Written request 1 |
In the blog post about Pugin, what job does the writer say Pugin held for a couple of years?
Written request 2 |
Write the next part of the blog post about Pugin, picking up after its last sentence.

Reading while dead

Reading while dead

Tuesday 10 June 2014

Pugin, catholic hypocrisy and other minor irritations

On Saturday we went to a book launch: it's a new book about Pugin - a catalogue of his buildings.   I go to these things not because I like Pugin (he had some good qualities of course) but in the hope that I will come to like or understand him better, and because various chums organise these events and are present.

The talk was being given by a guy called Gerrard Hyland; I realised as the talk progressed that he was a Catholic - no problem there - but I began to discern little "ideological" points here and there.    Due to my frequently lamented intellectual laziness I have not investigated why Pugin was obsessed with what he called the True Principles of Christian Architecture - basically he believed the Gothic arch was a true, Christian invention - not based on pagan antecedents (i.e. Greek or Roman architecture).  Er, well, perhaps I am wrong, perhaps I have misunderstood - but surely the pointed arch was brought to Europe from the Crusaders - who were unwillingly impressed by Islamic architecture - and of course it could also be seen in Sicily -  which was under Norman rule from the 11th to 13thC - if we consider Frederick II Stupor Mundi as a Norman - which we should.  So I feel that Pugin's claim that the pointed arch represented an indigenous Christian development is either ignorant or disingenuous.

The second point is that Pugin railed against the deceit of Neo-classical architecture against the robust hearty good nature of the flying buttress...this is because Baroque employed the buttress but concealed it - ars est celare artem - how wicked and immoral!    What Pugin conveniently ignores, many of those sturdy, good-hearted pillars in Gothic churches were basically small pieces of stone fitted around a rubble centre - not solid stone, blazing with integrity!

There were a few slides of P's various early churches - some of which resembled no Gothic church ever built - and owed a good deal more to the Gothick style he so despised.

The point about Pugin is that he was, like many Victorians, a terrible solipsist - who had a theory, and ignored all uncomfortable evidence to push it forward.  He published early, with an astonishing lack of self-criticism.  I was interested to discover that he had worked as a theatrical set designer for a couple of years.  Mark Negin (a retired theatrical designer) said afterwards that some of his work was "pure set design", and I was considering while we heard the talk, how very nightmarish some of Pugin's work was - the houses of Parliament for example: it's that combination of size and rather OTT decor - which owes little to its roots.  The Palacio Real in Madrid has a similarly nightmarish quality.

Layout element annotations
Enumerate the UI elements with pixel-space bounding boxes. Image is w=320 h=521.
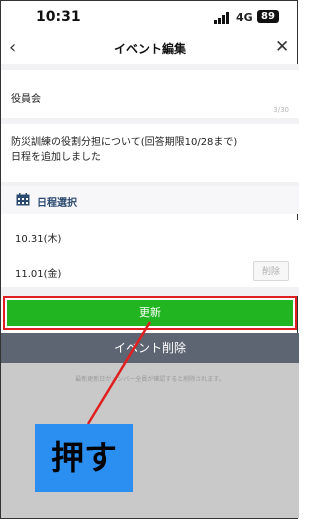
status-bar: 10:31 4G 89 — [0, 0, 300, 34]
title-char-counter: 3/30 — [273, 106, 289, 114]
nav-header: ‹ イベント編集 ✕ — [0, 34, 300, 64]
date-label: 10.31(木) — [15, 234, 62, 245]
schedule-section-header: 日程選択 — [1, 186, 299, 214]
schedule-label: 日程選択 — [37, 198, 77, 209]
event-description-field[interactable]: 防災訓練の役割分担について(回答期限10/28まで) 日程を追加しました — [1, 124, 299, 182]
status-time: 10:31 — [36, 9, 81, 25]
annotation-label: 押す — [35, 424, 133, 492]
delete-event-button[interactable]: イベント削除 — [1, 333, 299, 363]
event-title-value: 役員会 — [11, 94, 41, 105]
page-title: イベント編集 — [113, 42, 186, 56]
notice-text: 最新更新日がメンバー全員が確認すると削除されます。 — [75, 376, 225, 383]
date-label: 11.01(金) — [15, 269, 62, 280]
delete-date-button[interactable]: 削除 — [253, 261, 289, 281]
date-row[interactable]: 11.01(金) 削除 — [1, 255, 299, 287]
signal-icon — [214, 12, 230, 24]
description-line-2: 日程を追加しました — [11, 152, 101, 163]
close-icon[interactable]: ✕ — [275, 37, 289, 57]
description-line-1: 防災訓練の役割分担について(回答期限10/28まで) — [11, 137, 238, 148]
event-title-field[interactable]: 役員会 3/30 — [1, 70, 299, 118]
update-button-highlight: 更新 — [3, 296, 297, 330]
calendar-icon — [16, 193, 30, 206]
update-button[interactable]: 更新 — [7, 300, 293, 326]
battery-icon: 89 — [257, 10, 279, 23]
section-gap — [1, 287, 299, 296]
date-row[interactable]: 10.31(木) — [1, 220, 299, 252]
network-label: 4G — [236, 11, 253, 24]
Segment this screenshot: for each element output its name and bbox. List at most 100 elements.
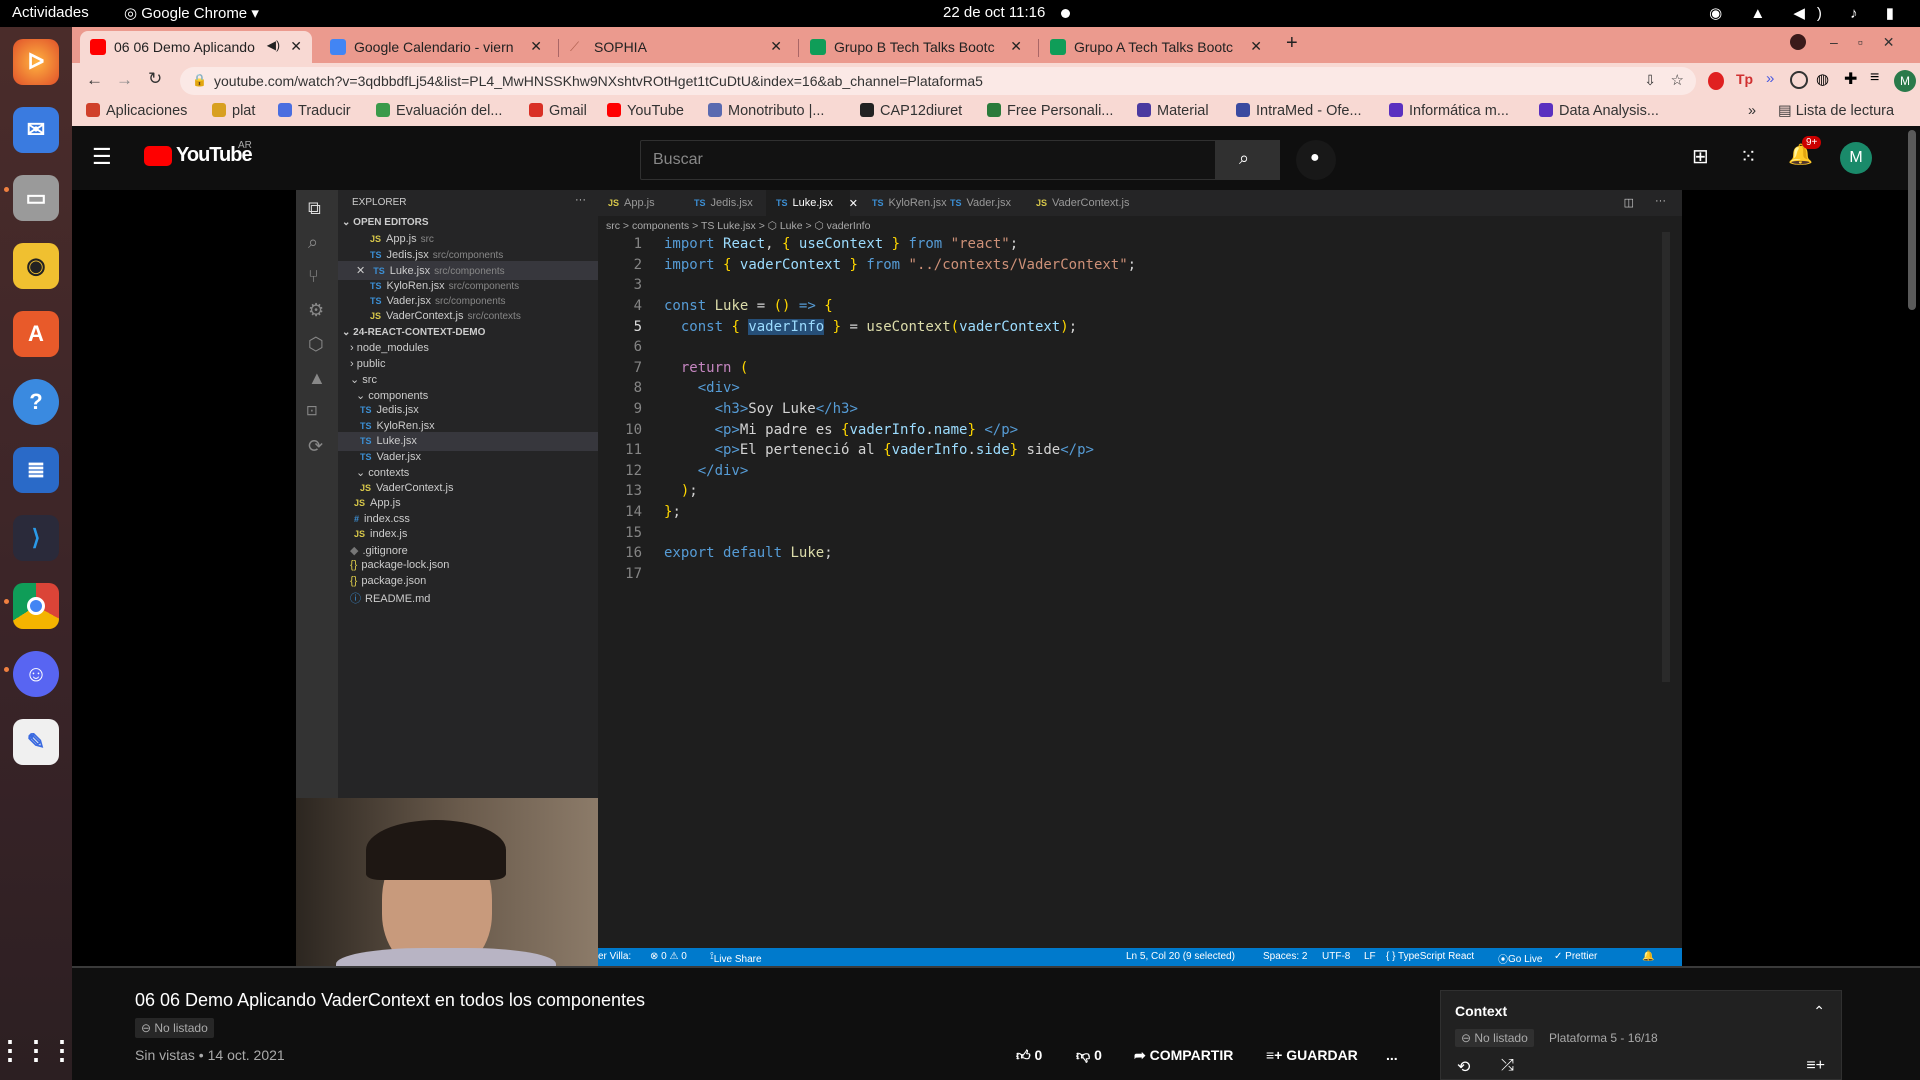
bookmark-item[interactable]: Data Analysis...: [1539, 103, 1659, 119]
media-icon[interactable]: ≡: [1870, 69, 1879, 87]
search-button[interactable]: ⌕: [1216, 140, 1280, 180]
line-number: 15: [625, 525, 642, 541]
profile-avatar[interactable]: M: [1894, 70, 1916, 92]
bookmark-item[interactable]: Monotributo |...: [708, 103, 824, 119]
reload-icon[interactable]: ↻: [148, 69, 162, 89]
save-button[interactable]: ≡+ GUARDAR: [1266, 1047, 1358, 1063]
line-number: 17: [625, 566, 642, 582]
new-tab-button[interactable]: +: [1286, 32, 1298, 55]
bookmark-item[interactable]: plat: [212, 103, 255, 119]
files-icon[interactable]: ▭: [13, 175, 59, 221]
tab-sophia[interactable]: ⟋ SOPHIA ✕: [560, 31, 792, 63]
live-share-icon: ⟳: [308, 436, 324, 456]
bookmark-item[interactable]: Gmail: [529, 103, 587, 119]
forward-icon[interactable]: →: [116, 70, 133, 90]
like-button[interactable]: 👍︎ 0: [1016, 1047, 1042, 1064]
activities-button[interactable]: Actividades: [12, 4, 89, 21]
gmail-icon: [529, 103, 543, 117]
shuffle-icon[interactable]: ⤮: [1501, 1057, 1514, 1075]
tab-youtube[interactable]: 06 06 Demo Aplicando ◀) ✕: [80, 31, 312, 63]
running-indicator: [4, 667, 9, 672]
apps-icon[interactable]: ⁙: [1740, 144, 1757, 169]
js-file-icon: JS: [370, 311, 382, 321]
app-menu[interactable]: ◎ Google Chrome ▾: [124, 4, 259, 22]
bookmark-item[interactable]: CAP12diuret: [860, 103, 962, 119]
discord-icon[interactable]: ☺: [13, 651, 59, 697]
bookmark-item[interactable]: IntraMed - Ofe...: [1236, 103, 1362, 119]
tab-search-icon[interactable]: [1790, 34, 1806, 50]
tab-grupo-b[interactable]: Grupo B Tech Talks Bootc ✕: [800, 31, 1032, 63]
youtube-header: ☰ YouTube AR Buscar ⌕ ● ⊞ ⁙ 🔔 9+ M: [72, 126, 1920, 190]
chrome-icon[interactable]: [13, 583, 59, 629]
speaker-icon[interactable]: ◀): [267, 38, 280, 52]
add-to-playlist-icon: ≡+: [1266, 1047, 1287, 1063]
bookmark-item[interactable]: Informática m...: [1389, 103, 1509, 119]
bookmark-item[interactable]: Aplicaciones: [86, 103, 187, 119]
software-icon[interactable]: A: [13, 311, 59, 357]
video-player[interactable]: ⧉ ⌕ ⑂ ⚙ ⬡ ▲ ⊡ ⟳ EXPLORER ··· ⌄ OPEN EDIT…: [72, 190, 1920, 966]
ext-globe-icon[interactable]: ◍: [1816, 70, 1829, 88]
line-number: 13: [625, 483, 642, 499]
explorer-title: EXPLORER: [352, 197, 407, 208]
close-tab-icon[interactable]: ✕: [1010, 38, 1022, 55]
account-avatar[interactable]: M: [1840, 142, 1872, 174]
visibility-badge: ⊖ No listado: [135, 1018, 214, 1038]
extensions-icon[interactable]: ✚: [1844, 69, 1857, 89]
ext-wave-icon[interactable]: »: [1766, 70, 1774, 87]
bookmark-item[interactable]: Material: [1137, 103, 1209, 119]
video-progress-bar[interactable]: [72, 966, 1920, 968]
close-tab-icon[interactable]: ✕: [770, 38, 782, 55]
page-scrollbar[interactable]: [1908, 130, 1916, 310]
close-tab-icon[interactable]: ✕: [1250, 38, 1262, 55]
install-icon[interactable]: ⇩: [1644, 72, 1656, 89]
split-editor-icon: ◫: [1623, 197, 1634, 209]
collapse-chevron-icon[interactable]: ⌃: [1813, 1003, 1825, 1020]
search-input[interactable]: Buscar: [640, 140, 1216, 180]
text-editor-icon[interactable]: ✎: [13, 719, 59, 765]
video-title: 06 06 Demo Aplicando VaderContext en tod…: [135, 990, 645, 1010]
more-bookmarks-icon[interactable]: »: [1748, 103, 1756, 119]
link-icon: ⊖: [1461, 1031, 1475, 1045]
close-tab-icon[interactable]: ✕: [530, 38, 542, 55]
window-controls[interactable]: –▫✕: [1830, 34, 1914, 51]
bookmark-star-icon[interactable]: ☆: [1671, 71, 1684, 89]
thunderbird-icon[interactable]: ✉: [13, 107, 59, 153]
bookmark-item[interactable]: Evaluación del...: [376, 103, 502, 119]
microphone-icon: ●: [1310, 149, 1320, 166]
dislike-button[interactable]: 👎︎ 0: [1076, 1047, 1102, 1064]
bookmark-item[interactable]: YouTube: [607, 103, 684, 119]
clock[interactable]: 22 de oct 11:16: [943, 4, 1045, 21]
breadcrumb: src > components > TS Luke.jsx > ⬡ Luke …: [606, 220, 871, 232]
translate-icon: [278, 103, 292, 117]
bookmark-item[interactable]: Free Personali...: [987, 103, 1113, 119]
opera-ext-icon[interactable]: [1708, 72, 1724, 90]
voice-search-button[interactable]: ●: [1296, 140, 1336, 180]
rhythmbox-icon[interactable]: ◉: [13, 243, 59, 289]
loop-icon[interactable]: ⟲: [1457, 1057, 1470, 1077]
tab-grupo-a[interactable]: Grupo A Tech Talks Bootc ✕: [1040, 31, 1272, 63]
ext-tp-icon[interactable]: Tp: [1736, 71, 1753, 87]
ext-circle-icon[interactable]: [1790, 71, 1808, 89]
hamburger-menu-icon[interactable]: ☰: [92, 144, 112, 170]
reading-list[interactable]: ▤ Lista de lectura: [1778, 103, 1894, 119]
writer-icon[interactable]: ≣: [13, 447, 59, 493]
vscode-icon[interactable]: ⟩: [13, 515, 59, 561]
back-icon[interactable]: ←: [86, 70, 103, 90]
bookmark-item[interactable]: Traducir: [278, 103, 351, 119]
help-icon[interactable]: ?: [13, 379, 59, 425]
firefox-icon[interactable]: ᐅ: [13, 39, 59, 85]
youtube-logo-icon[interactable]: [144, 146, 172, 166]
playlist-title[interactable]: Context: [1455, 1003, 1507, 1019]
more-actions-button[interactable]: ...: [1386, 1047, 1398, 1063]
line-number: 10: [625, 422, 642, 438]
tab-calendar[interactable]: Google Calendario - viern ✕: [320, 31, 552, 63]
code-line: return (: [680, 360, 749, 376]
address-bar[interactable]: 🔒 youtube.com/watch?v=3qdbbdfLj54&list=P…: [180, 67, 1696, 95]
app-grid-icon[interactable]: ⋮⋮⋮: [0, 1027, 75, 1073]
coursera-icon: [1539, 103, 1553, 117]
playlist-menu-icon[interactable]: ≡+: [1806, 1057, 1825, 1075]
create-video-icon[interactable]: ⊞: [1692, 144, 1709, 169]
system-tray[interactable]: ◉ ▲ ◀) ♪ ▮: [1709, 4, 1906, 22]
close-tab-icon[interactable]: ✕: [290, 38, 302, 55]
share-button[interactable]: ➦ COMPARTIR: [1134, 1047, 1233, 1064]
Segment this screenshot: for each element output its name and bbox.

Answer 1 |
Theatrical set designer.

Answer 2 |
Nice Priest
After the talk drinks, nibbles and chats with chums.  I finally met the parish priest, who is very young and very nice.  He knows Strat and we talked about him a little.  I made him laugh - he doesn't have the slightly saintly quality of the old Benedictine monk I met a while back which seems to freeze one's uncharitable thoughts in one's throat.  He was in Rome for 6 years at the English College - which sounds interesting - so obviously speaks Italian - etc.  He's quite a Pugin fan - and we had a chat about various things.  I told him that I'd been brought up in a very liberal Catholic church - and nowadays things seemed to be rather more conservative.  He said he thought this was a response to the greater secularisation of the world... a need to be more sure about what you believed.   I guess this is true - we weren't able to get onto another question, i.e. whether this closing ranks is the right response.  Be not conformed to the world....

Spanish Catholics!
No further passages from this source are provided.